TASK BRIEF →
Search the listing below for the string "without" and show each line that contains it.

### RECORDED INFORMATION ###

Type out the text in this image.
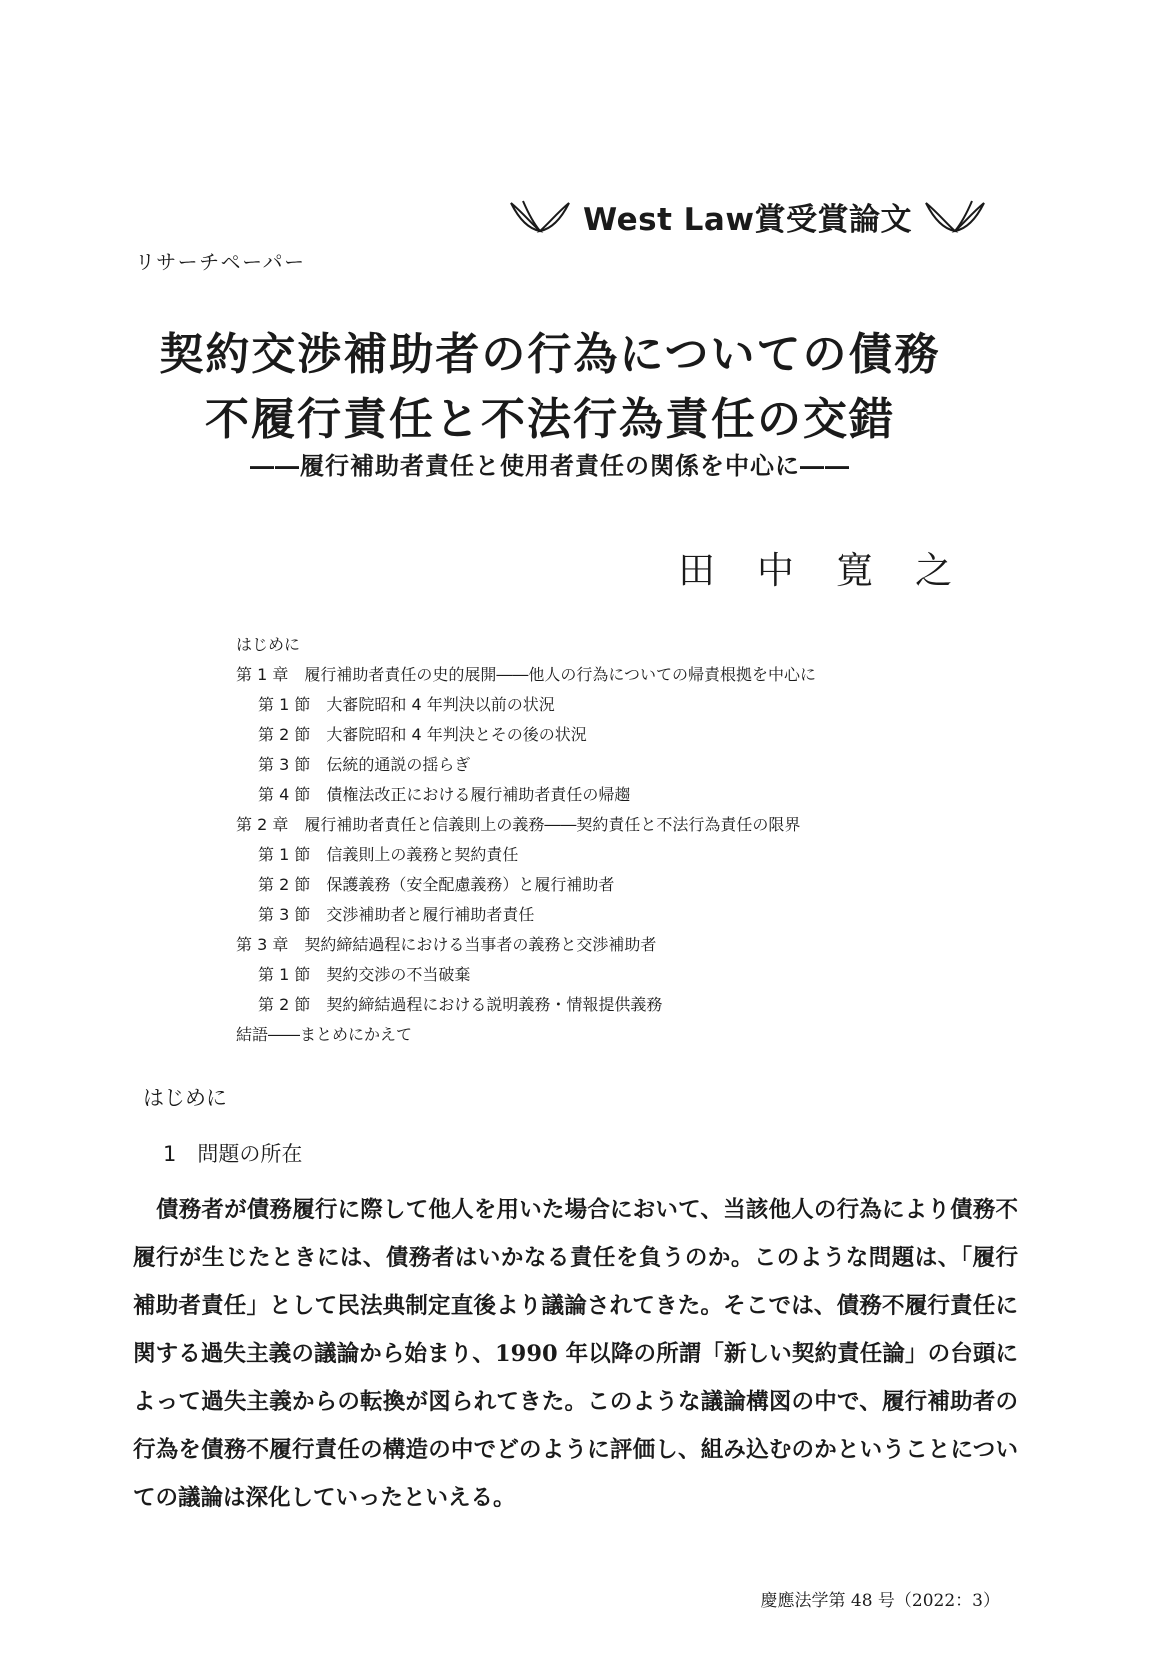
West Law賞受賞論文
リサーチペーパー
契約交渉補助者の行為についての債務
不履行責任と不法行為責任の交錯
――履行補助者責任と使用者責任の関係を中心に――
田中寛之
はじめに
第 1 章　履行補助者責任の史的展開――他人の行為についての帰責根拠を中心に
第 1 節　大審院昭和 4 年判決以前の状況
第 2 節　大審院昭和 4 年判決とその後の状況
第 3 節　伝統的通説の揺らぎ
第 4 節　債権法改正における履行補助者責任の帰趨
第 2 章　履行補助者責任と信義則上の義務――契約責任と不法行為責任の限界
第 1 節　信義則上の義務と契約責任
第 2 節　保護義務（安全配慮義務）と履行補助者
第 3 節　交渉補助者と履行補助者責任
第 3 章　契約締結過程における当事者の義務と交渉補助者
第 1 節　契約交渉の不当破棄
第 2 節　契約締結過程における説明義務・情報提供義務
結語――まとめにかえて
はじめに
1　問題の所在

債務者が債務履行に際して他人を用いた場合において、当該他人の行為により債務不履行が生じたときには、債務者はいかなる責任を負うのか。このような問題は、「履行補助者責任」として民法典制定直後より議論されてきた。そこでは、債務不履行責任に関する過失主義の議論から始まり、1990 年以降の所謂「新しい契約責任論」の台頭によって過失主義からの転換が図られてきた。このような議論構図の中で、履行補助者の行為を債務不履行責任の構造の中でどのように評価し、組み込むのかということについての議論は深化していったといえる。

慶應法学第 48 号（2022：3）
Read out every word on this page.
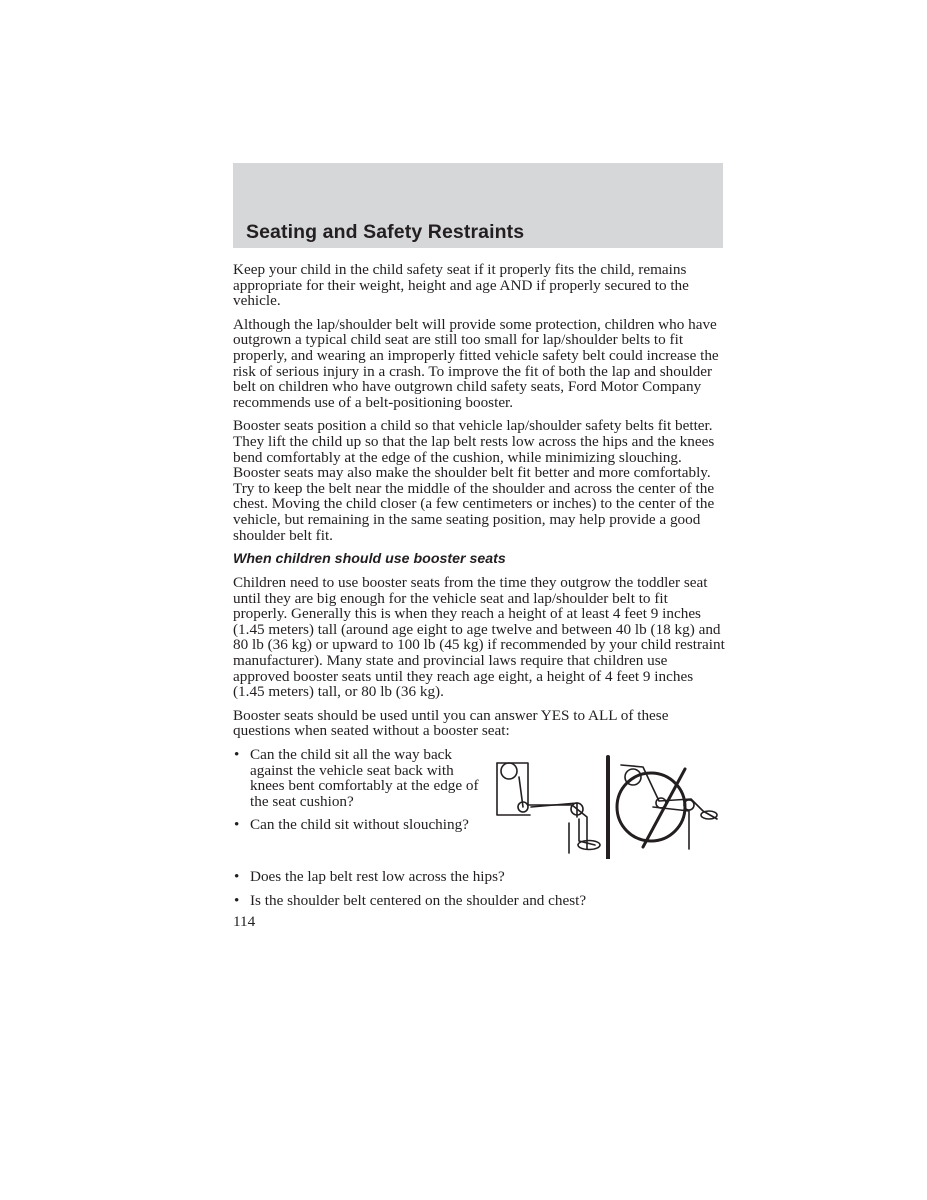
Seating and Safety Restraints

Keep your child in the child safety seat if it properly fits the child, remains appropriate for their weight, height and age AND if properly secured to the vehicle.

Although the lap/shoulder belt will provide some protection, children who have outgrown a typical child seat are still too small for lap/shoulder belts to fit properly, and wearing an improperly fitted vehicle safety belt could increase the risk of serious injury in a crash. To improve the fit of both the lap and shoulder belt on children who have outgrown child safety seats, Ford Motor Company recommends use of a belt-positioning booster.

Booster seats position a child so that vehicle lap/shoulder safety belts fit better. They lift the child up so that the lap belt rests low across the hips and the knees bend comfortably at the edge of the cushion, while minimizing slouching. Booster seats may also make the shoulder belt fit better and more comfortably. Try to keep the belt near the middle of the shoulder and across the center of the chest. Moving the child closer (a few centimeters or inches) to the center of the vehicle, but remaining in the same seating position, may help provide a good shoulder belt fit.

When children should use booster seats

Children need to use booster seats from the time they outgrow the toddler seat until they are big enough for the vehicle seat and lap/shoulder belt to fit properly. Generally this is when they reach a height of at least 4 feet 9 inches (1.45 meters) tall (around age eight to age twelve and between 40 lb (18 kg) and 80 lb (36 kg) or upward to 100 lb (45 kg) if recommended by your child restraint manufacturer). Many state and provincial laws require that children use approved booster seats until they reach age eight, a height of 4 feet 9 inches (1.45 meters) tall, or 80 lb (36 kg).

Booster seats should be used until you can answer YES to ALL of these questions when seated without a booster seat:

• Can the child sit all the way back against the vehicle seat back with knees bent comfortably at the edge of the seat cushion?
• Can the child sit without slouching?
• Does the lap belt rest low across the hips?
• Is the shoulder belt centered on the shoulder and chest?
114
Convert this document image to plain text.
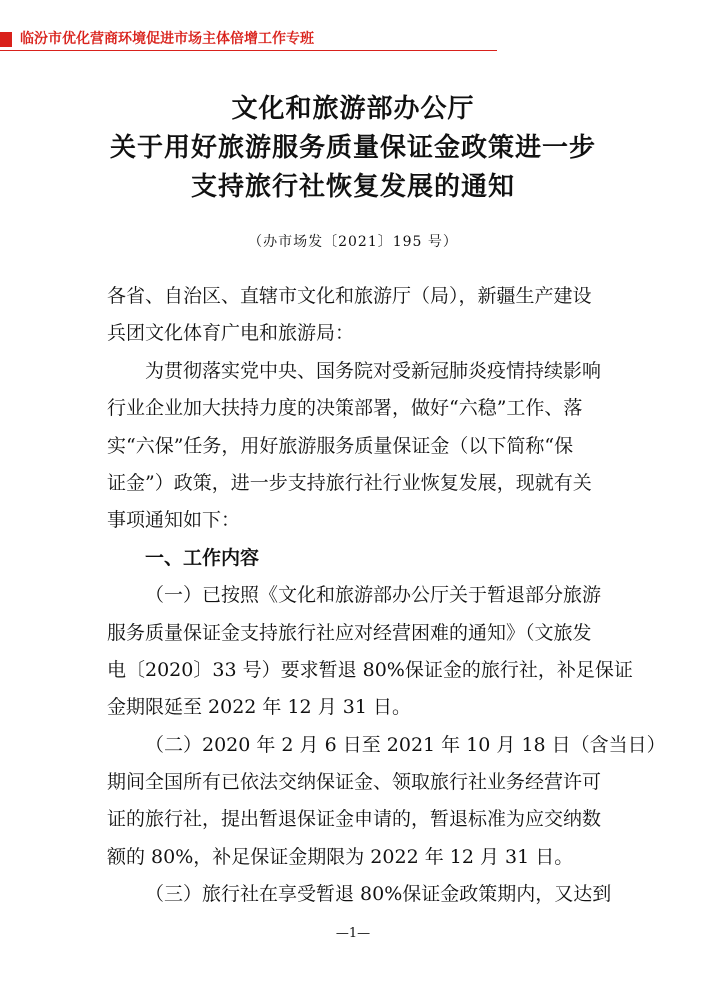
临汾市优化营商环境促进市场主体倍增工作专班
文化和旅游部办公厅
关于用好旅游服务质量保证金政策进一步
支持旅行社恢复发展的通知
（办市场发〔2021〕195 号）
各省、自治区、直辖市文化和旅游厅（局），新疆生产建设
兵团文化体育广电和旅游局：
为贯彻落实党中央、国务院对受新冠肺炎疫情持续影响
行业企业加大扶持力度的决策部署，做好“六稳”工作、落
实“六保”任务，用好旅游服务质量保证金（以下简称“保
证金”）政策，进一步支持旅行社行业恢复发展，现就有关
事项通知如下：
一、工作内容
（一）已按照《文化和旅游部办公厅关于暂退部分旅游
服务质量保证金支持旅行社应对经营困难的通知》（文旅发
电〔2020〕33 号）要求暂退 80%保证金的旅行社，补足保证
金期限延至 2022 年 12 月 31 日。
（二）2020 年 2 月 6 日至 2021 年 10 月 18 日（含当日）
期间全国所有已依法交纳保证金、领取旅行社业务经营许可
证的旅行社，提出暂退保证金申请的，暂退标准为应交纳数
额的 80%，补足保证金期限为 2022 年 12 月 31 日。
（三）旅行社在享受暂退 80%保证金政策期内，又达到
—1—
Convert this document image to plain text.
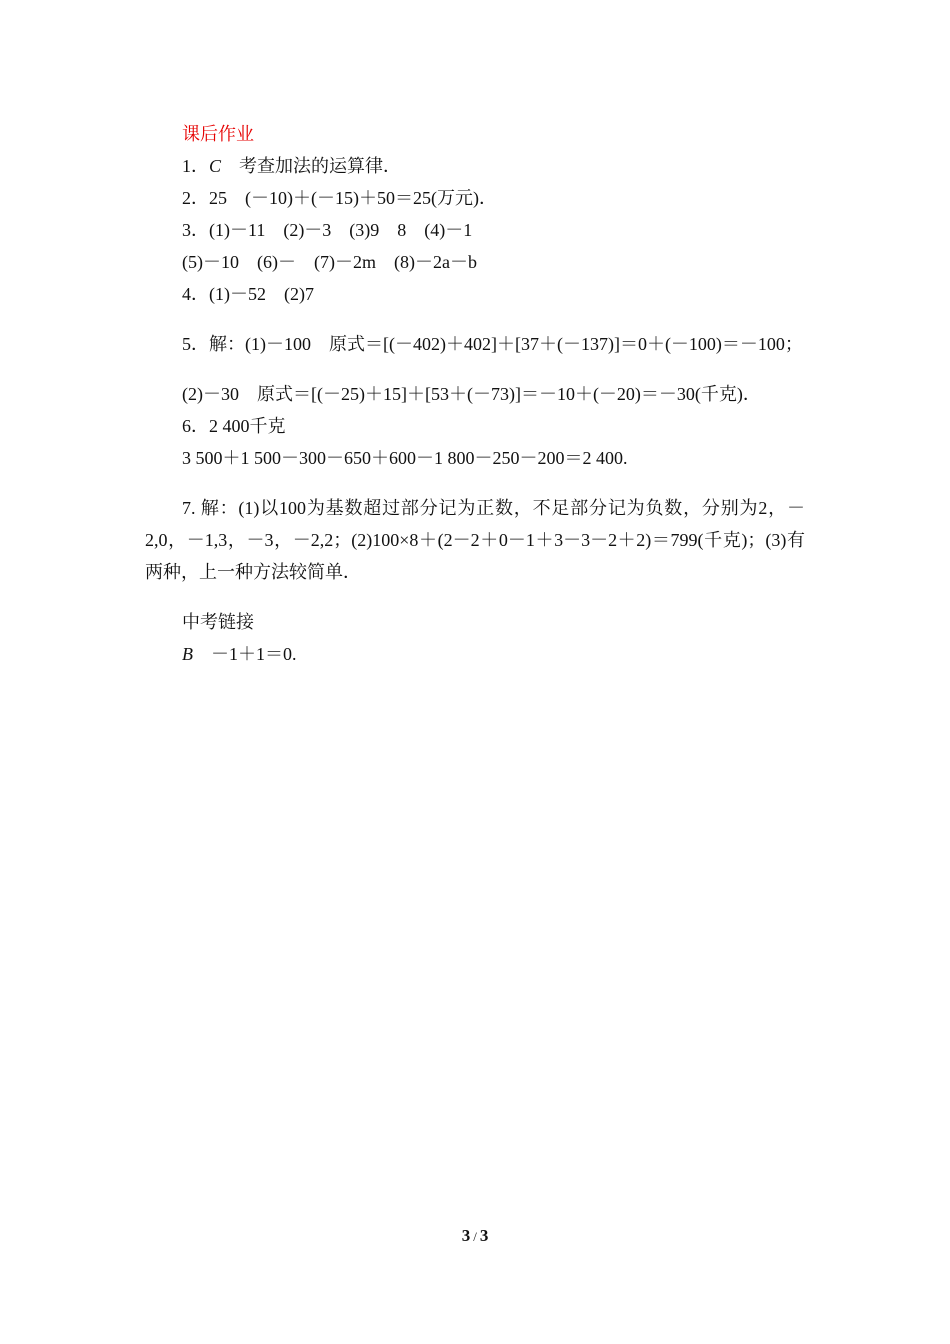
课后作业

1．C　考查加法的运算律．

2．25　(－10)＋(－15)＋50＝25(万元)．

3．(1)－11　(2)－3　(3)9　8　(4)－1

(5)－10　(6)－　(7)－2m　(8)－2a－b

4．(1)－52　(2)7

5．解：(1)－100　原式＝[(－402)＋402]＋[37＋(－137)]＝0＋(－100)＝－100；

(2)－30　原式＝[(－25)＋15]＋[53＋(－73)]＝－10＋(－20)＝－30(千克)．

6．2 400千克

3 500＋1 500－300－650＋600－1 800－250－200＝2 400.

7. 解：(1)以100为基数超过部分记为正数，不足部分记为负数，分别为2，－2,0，－1,3，－3，－2,2；(2)100×8＋(2－2＋0－1＋3－3－2＋2)＝799(千克)；(3)有两种，上一种方法较简单．

中考链接

B　－1＋1＝0.

3 / 3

###

SOLUTION TO THIS EXERCISE →
Booster seats should be used until you can answer YES to ALL of these questions when seated without a booster seat:
• Can the child sit without slouching?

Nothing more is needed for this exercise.